- **WHAT IS ASKED**
**A)** In the cloth diaper prefold thread, which brand of prefolds did the first poster sell off right away?
**B)** Extend the forum thread about cloth diaper prefolds from the point where it stops.

I've been using Green Mountain Diapers Cloth-eez cotton prefolds and they are working well. Should I just stick with them or are bamboo or hemp much better? I had some Bummis organic cotton ones in the newborn stage and they didn't even come close to the Green Mountain ones. Sold them off immediately. Have been eyeing the Imagine bamboo prefolds at Nicki's diapers online, but still not sure. Any thoughts? Specific brands you love?


----------



## Rachel_C

I've only tried a few different brands of cotton prefolds, plus one bamboo and one hemp. I don't find a huge difference between bamboo and cotton really. The bamboo seems a bit more absorbent so might be a better option for nights if cotton ones are nearly enough but not quite, but cotton is so much more hard wearing than cotton that I think it's a better option for every day use - you can soak it, boil it, iron it, use tough detergents, whatever really, whereas bamboo is much more delicate.

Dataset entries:
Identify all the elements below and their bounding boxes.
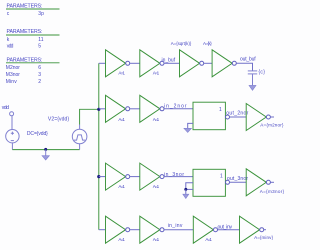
svg-text:PARAMETERS:: PARAMETERS:: [7, 3, 43, 9]
buffer E1 A=1 (row1 stage1): [106, 50, 126, 77]
wire row1 stage3-stage4: [204, 62, 212, 64]
buffer E5 A=1 (row2 stage1): [106, 95, 126, 122]
junction bus/V2/row2 node: [97, 108, 100, 111]
svg-text:1: 1: [219, 107, 222, 113]
wire row4 input stub: [99, 229, 106, 231]
svg-text:out_buf: out_buf: [240, 56, 256, 62]
parameter table 3 (PARAMETERS: M2nor=6, M3nor=3, Minv=2): [6, 57, 60, 85]
junction bus/row3 node: [97, 175, 100, 178]
svg-text:3p: 3p: [38, 11, 44, 17]
buffer E11 A=1 (row4 stage1): [106, 216, 126, 243]
NOR3 gate U2 (box): [193, 169, 225, 196]
svg-text:out_3nor: out_3nor: [227, 176, 248, 182]
svg-text:in_buf: in_buf: [162, 58, 176, 64]
svg-text:A=1: A=1: [153, 237, 160, 242]
wire row1 input stub: [99, 62, 106, 64]
svg-text:M3nor: M3nor: [6, 72, 20, 78]
wire net out_2nor: [230, 116, 247, 118]
svg-text:A=1: A=1: [153, 117, 160, 122]
svg-text:11: 11: [38, 37, 43, 43]
ground (NOR2 unused input): [184, 123, 193, 132]
buffer E10 A={m3nor} (row3 output): [246, 169, 266, 196]
buffer E2 A=1 (row1 stage2): [140, 50, 160, 77]
wire row2 stage1-stage2: [130, 108, 140, 110]
buffer E9 A=1 (row3 stage2): [140, 163, 160, 190]
svg-text:vdd: vdd: [7, 43, 14, 49]
svg-text:in_2nor: in_2nor: [164, 104, 187, 110]
wire row4 output stub: [264, 229, 266, 231]
svg-text:V2={vdd}: V2={vdd}: [48, 116, 69, 122]
NOR2 gate U1 (box): [193, 102, 225, 130]
junction source ground node: [44, 148, 47, 151]
svg-text:1: 1: [220, 174, 223, 180]
svg-text:M2nor: M2nor: [6, 65, 20, 71]
wire net out_inv: [218, 229, 240, 231]
svg-text:c: c: [7, 11, 10, 17]
wire row2 output stub: [270, 116, 274, 118]
buffer E8 A=1 (row3 stage1): [106, 163, 126, 190]
svg-text:A=1: A=1: [118, 117, 125, 122]
svg-text:6: 6: [38, 65, 41, 71]
svg-text:A={k}: A={k}: [203, 41, 212, 46]
svg-text:2: 2: [38, 79, 41, 85]
power symbol vdd: [2, 105, 14, 130]
voltage source V2 VPULSE V2={vdd}: [72, 129, 87, 144]
svg-text:A=1: A=1: [118, 184, 125, 189]
svg-text:A=1: A=1: [153, 71, 160, 76]
wire net in_3nor: [164, 176, 193, 178]
parameter table 2 (PARAMETERS: k=11, vdd=5): [6, 29, 60, 49]
svg-text:A={minv}: A={minv}: [254, 235, 273, 240]
wire capacitor bottom stem: [252, 74, 254, 86]
svg-text:A={sqrt(k)}: A={sqrt(k)}: [171, 41, 192, 46]
wire row4 stage1-stage2: [130, 229, 140, 231]
buffer E6 A=1 (row2 stage2): [140, 95, 160, 122]
svg-text:out_inv: out_inv: [218, 224, 233, 230]
wire V2 bottom stem: [79, 144, 81, 150]
svg-text:DC={vdd}: DC={vdd}: [27, 131, 48, 137]
buffer E4 A={k} (row1 stage4): [212, 50, 232, 77]
svg-text:in_inv: in_inv: [168, 223, 183, 229]
svg-text:k: k: [7, 37, 10, 43]
wire row2 input stub: [99, 108, 106, 110]
buffer E13 A=1 (row4 stage3): [193, 216, 213, 243]
svg-text:A=1: A=1: [205, 237, 212, 242]
buffer E12 A=1 (row4 stage2): [140, 216, 160, 243]
ground 0 (source rail): [42, 150, 49, 160]
wire net out_3nor: [230, 181, 247, 183]
wire net out_buf: [236, 63, 252, 70]
NOR3 output bubble: [226, 180, 230, 184]
wire V2 top to bus: [80, 109, 99, 124]
svg-text:out_2nor: out_2nor: [226, 110, 248, 116]
capacitor C1 {c}: [248, 71, 257, 74]
svg-text:A={m3nor}: A={m3nor}: [260, 189, 285, 194]
wire net in_inv: [164, 229, 193, 231]
svg-text:vdd: vdd: [2, 105, 9, 111]
svg-text:PARAMETERS:: PARAMETERS:: [7, 29, 43, 35]
wire V2 top pin: [79, 125, 81, 130]
wire V1 bottom stem: [11, 143, 13, 150]
svg-text:A=1: A=1: [118, 237, 125, 242]
svg-text:A=1: A=1: [118, 71, 125, 76]
wire source bottom rail: [12, 149, 79, 151]
parameter table 1 (PARAMETERS: c=3p): [6, 3, 60, 16]
buffer E3 A={sqrt(k)} (row1 stage3): [180, 50, 200, 77]
voltage source V1 VDC DC={vdd}: [6, 130, 19, 143]
wire row3 stage1-stage2: [130, 176, 140, 178]
wire row3 input stub: [99, 176, 106, 178]
svg-text:5: 5: [38, 43, 41, 49]
wire row3 output stub: [270, 181, 274, 183]
wire row1 stage1-stage2: [130, 62, 140, 64]
wire main vertical bus: [98, 63, 100, 229]
ground (NOR3 unused inputs): [183, 183, 193, 199]
svg-text:Minv: Minv: [6, 79, 17, 85]
svg-text:A={m2nor}: A={m2nor}: [260, 123, 284, 128]
buffer E14 A={minv} (row4 output): [240, 216, 260, 243]
wire net in_2nor: [164, 108, 193, 110]
wire net in_buf: [164, 62, 180, 64]
svg-text:3: 3: [38, 72, 41, 78]
svg-text:A=1: A=1: [153, 184, 160, 189]
ground 0 (capacitor): [249, 85, 256, 90]
svg-text:{c}: {c}: [258, 69, 265, 75]
buffer E7 A={m2nor} (row2 output): [246, 104, 266, 131]
svg-text:in_3nor: in_3nor: [164, 172, 184, 178]
NOR2 output bubble: [226, 115, 230, 119]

- **SOLVED PROBLEMS**
**A)** Bummis organic cotton prefolds.

**B)**
My absolute favourite prefold is our Thirsties hemp jersey one. I've found it much more absorbent than the cotton and bamboo we've tried, plus it feels nicer as it's like a t-shirt material (I wouldn't use normal hemp as that can go like cardboard if you air dry it, but hemp jersey is lovely. I'm not sure you can even get normal hemp prefolds). It is also trimmer than other fabrics while still giving you more absorbency. It does feel pretty heavy but still slim, which is great. It can take a while to dry but the Thirsties design allows more air into the middle of the fabric so it's not too bad. If I had only prefolds, I'd use our cotton around the house, bamboo for going out/in the car and hemp jersey for night times (we'd still need to boost it for nights, but less than we would boost cotton). If I had the money, I'd go with all hemp for all the time!


----------



## JenX

Goodness- those hemp prefolds are quite expensive! Perhaps I'll just stay with cotton since I already know they work well for us and are much more affordable.


----------



## Blah11

I much prefer bamboo. I find hemp although slightly more absorbant goes stiff as a board.


----------



## JenX

I was recently in search of something more absorbent for night as LO has grown out of her previous night diapers and came back to this thread because I remembered you talking about the hemp jersey prefolds, Rachel. We had been suffering from leaks with cotton and bamboo, even when boosted a ton, because the diapers were just so bulky when we had boosted enough that it caused fit issues and more leaks.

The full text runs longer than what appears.